Start of Source material

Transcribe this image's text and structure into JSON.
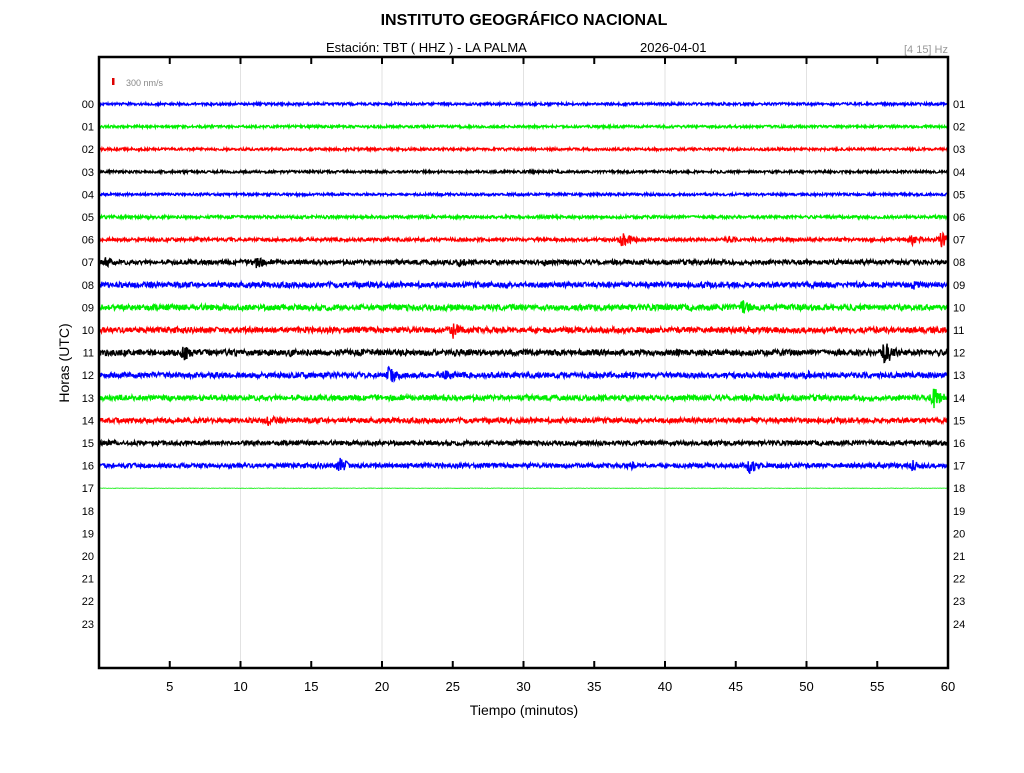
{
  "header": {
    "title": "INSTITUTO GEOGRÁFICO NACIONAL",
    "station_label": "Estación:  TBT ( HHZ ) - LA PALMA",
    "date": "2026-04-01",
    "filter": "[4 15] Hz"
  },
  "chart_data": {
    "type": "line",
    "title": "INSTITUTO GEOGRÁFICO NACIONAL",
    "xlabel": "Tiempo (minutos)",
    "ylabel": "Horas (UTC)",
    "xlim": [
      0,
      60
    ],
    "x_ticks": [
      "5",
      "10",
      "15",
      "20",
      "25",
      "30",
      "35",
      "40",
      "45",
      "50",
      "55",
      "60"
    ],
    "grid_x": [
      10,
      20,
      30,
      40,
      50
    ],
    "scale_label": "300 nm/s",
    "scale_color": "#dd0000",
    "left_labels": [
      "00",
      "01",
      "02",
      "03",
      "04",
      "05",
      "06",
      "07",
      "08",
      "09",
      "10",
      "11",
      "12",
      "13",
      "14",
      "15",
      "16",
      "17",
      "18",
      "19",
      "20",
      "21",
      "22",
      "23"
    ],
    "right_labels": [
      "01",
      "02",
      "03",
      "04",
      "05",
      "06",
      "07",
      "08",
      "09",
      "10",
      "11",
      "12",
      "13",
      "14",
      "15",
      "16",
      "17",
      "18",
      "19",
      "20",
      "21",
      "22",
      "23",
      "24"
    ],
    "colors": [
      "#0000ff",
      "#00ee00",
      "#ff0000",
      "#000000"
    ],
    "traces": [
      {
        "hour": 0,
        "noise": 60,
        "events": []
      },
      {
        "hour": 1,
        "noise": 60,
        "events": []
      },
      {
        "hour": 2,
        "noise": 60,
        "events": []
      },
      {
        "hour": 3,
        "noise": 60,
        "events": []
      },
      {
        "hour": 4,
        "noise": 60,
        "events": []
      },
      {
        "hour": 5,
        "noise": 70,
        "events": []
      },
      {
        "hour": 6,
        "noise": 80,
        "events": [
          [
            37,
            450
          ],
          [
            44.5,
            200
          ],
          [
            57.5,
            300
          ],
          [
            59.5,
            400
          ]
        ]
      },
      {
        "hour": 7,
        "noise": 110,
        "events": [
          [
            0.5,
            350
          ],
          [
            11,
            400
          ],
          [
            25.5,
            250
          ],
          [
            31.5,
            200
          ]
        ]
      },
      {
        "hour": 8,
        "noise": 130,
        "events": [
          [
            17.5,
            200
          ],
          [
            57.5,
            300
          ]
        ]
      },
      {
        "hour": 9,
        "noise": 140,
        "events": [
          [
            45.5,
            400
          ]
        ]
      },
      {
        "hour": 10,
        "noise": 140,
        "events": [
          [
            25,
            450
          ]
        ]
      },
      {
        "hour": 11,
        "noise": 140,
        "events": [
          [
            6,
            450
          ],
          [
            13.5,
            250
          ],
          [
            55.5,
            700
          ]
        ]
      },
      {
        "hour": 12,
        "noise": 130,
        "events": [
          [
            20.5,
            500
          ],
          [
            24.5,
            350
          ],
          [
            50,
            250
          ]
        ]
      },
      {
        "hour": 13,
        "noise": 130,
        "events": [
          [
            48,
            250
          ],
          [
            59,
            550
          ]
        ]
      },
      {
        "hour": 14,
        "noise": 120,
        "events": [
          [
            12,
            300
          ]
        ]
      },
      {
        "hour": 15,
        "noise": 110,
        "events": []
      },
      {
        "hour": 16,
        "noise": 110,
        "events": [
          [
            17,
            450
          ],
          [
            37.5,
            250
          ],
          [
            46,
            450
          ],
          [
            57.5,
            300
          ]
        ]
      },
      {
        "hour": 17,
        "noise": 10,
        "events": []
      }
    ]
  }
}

End of Source material

Exact duplication of all the records is required; pictures are omitted from the copy.

- [Exercise result]
Transcribe this image's text and structure into JSON.
{
  "header": {
    "title": "INSTITUTO GEOGRÁFICO NACIONAL",
    "station_label": "Estación:  TBT ( HHZ ) - LA PALMA",
    "date": "2026-04-01",
    "filter": "[4 15] Hz"
  },
  "chart_data": {
    "type": "line",
    "title": "INSTITUTO GEOGRÁFICO NACIONAL",
    "xlabel": "Tiempo (minutos)",
    "ylabel": "Horas (UTC)",
    "xlim": [
      0,
      60
    ],
    "x_ticks": [
      "5",
      "10",
      "15",
      "20",
      "25",
      "30",
      "35",
      "40",
      "45",
      "50",
      "55",
      "60"
    ],
    "grid_x": [
      10,
      20,
      30,
      40,
      50
    ],
    "scale_label": "300 nm/s",
    "scale_color": "#dd0000",
    "left_labels": [
      "00",
      "01",
      "02",
      "03",
      "04",
      "05",
      "06",
      "07",
      "08",
      "09",
      "10",
      "11",
      "12",
      "13",
      "14",
      "15",
      "16",
      "17",
      "18",
      "19",
      "20",
      "21",
      "22",
      "23"
    ],
    "right_labels": [
      "01",
      "02",
      "03",
      "04",
      "05",
      "06",
      "07",
      "08",
      "09",
      "10",
      "11",
      "12",
      "13",
      "14",
      "15",
      "16",
      "17",
      "18",
      "19",
      "20",
      "21",
      "22",
      "23",
      "24"
    ],
    "colors": [
      "#0000ff",
      "#00ee00",
      "#ff0000",
      "#000000"
    ],
    "traces": [
      {
        "hour": 0,
        "noise": 60,
        "events": []
      },
      {
        "hour": 1,
        "noise": 60,
        "events": []
      },
      {
        "hour": 2,
        "noise": 60,
        "events": []
      },
      {
        "hour": 3,
        "noise": 60,
        "events": []
      },
      {
        "hour": 4,
        "noise": 60,
        "events": []
      },
      {
        "hour": 5,
        "noise": 70,
        "events": []
      },
      {
        "hour": 6,
        "noise": 80,
        "events": [
          [
            37,
            450
          ],
          [
            44.5,
            200
          ],
          [
            57.5,
            300
          ],
          [
            59.5,
            400
          ]
        ]
      },
      {
        "hour": 7,
        "noise": 110,
        "events": [
          [
            0.5,
            350
          ],
          [
            11,
            400
          ],
          [
            25.5,
            250
          ],
          [
            31.5,
            200
          ]
        ]
      },
      {
        "hour": 8,
        "noise": 130,
        "events": [
          [
            17.5,
            200
          ],
          [
            57.5,
            300
          ]
        ]
      },
      {
        "hour": 9,
        "noise": 140,
        "events": [
          [
            45.5,
            400
          ]
        ]
      },
      {
        "hour": 10,
        "noise": 140,
        "events": [
          [
            25,
            450
          ]
        ]
      },
      {
        "hour": 11,
        "noise": 140,
        "events": [
          [
            6,
            450
          ],
          [
            13.5,
            250
          ],
          [
            55.5,
            700
          ]
        ]
      },
      {
        "hour": 12,
        "noise": 130,
        "events": [
          [
            20.5,
            500
          ],
          [
            24.5,
            350
          ],
          [
            50,
            250
          ]
        ]
      },
      {
        "hour": 13,
        "noise": 130,
        "events": [
          [
            48,
            250
          ],
          [
            59,
            550
          ]
        ]
      },
      {
        "hour": 14,
        "noise": 120,
        "events": [
          [
            12,
            300
          ]
        ]
      },
      {
        "hour": 15,
        "noise": 110,
        "events": []
      },
      {
        "hour": 16,
        "noise": 110,
        "events": [
          [
            17,
            450
          ],
          [
            37.5,
            250
          ],
          [
            46,
            450
          ],
          [
            57.5,
            300
          ]
        ]
      },
      {
        "hour": 17,
        "noise": 10,
        "events": []
      }
    ]
  }
}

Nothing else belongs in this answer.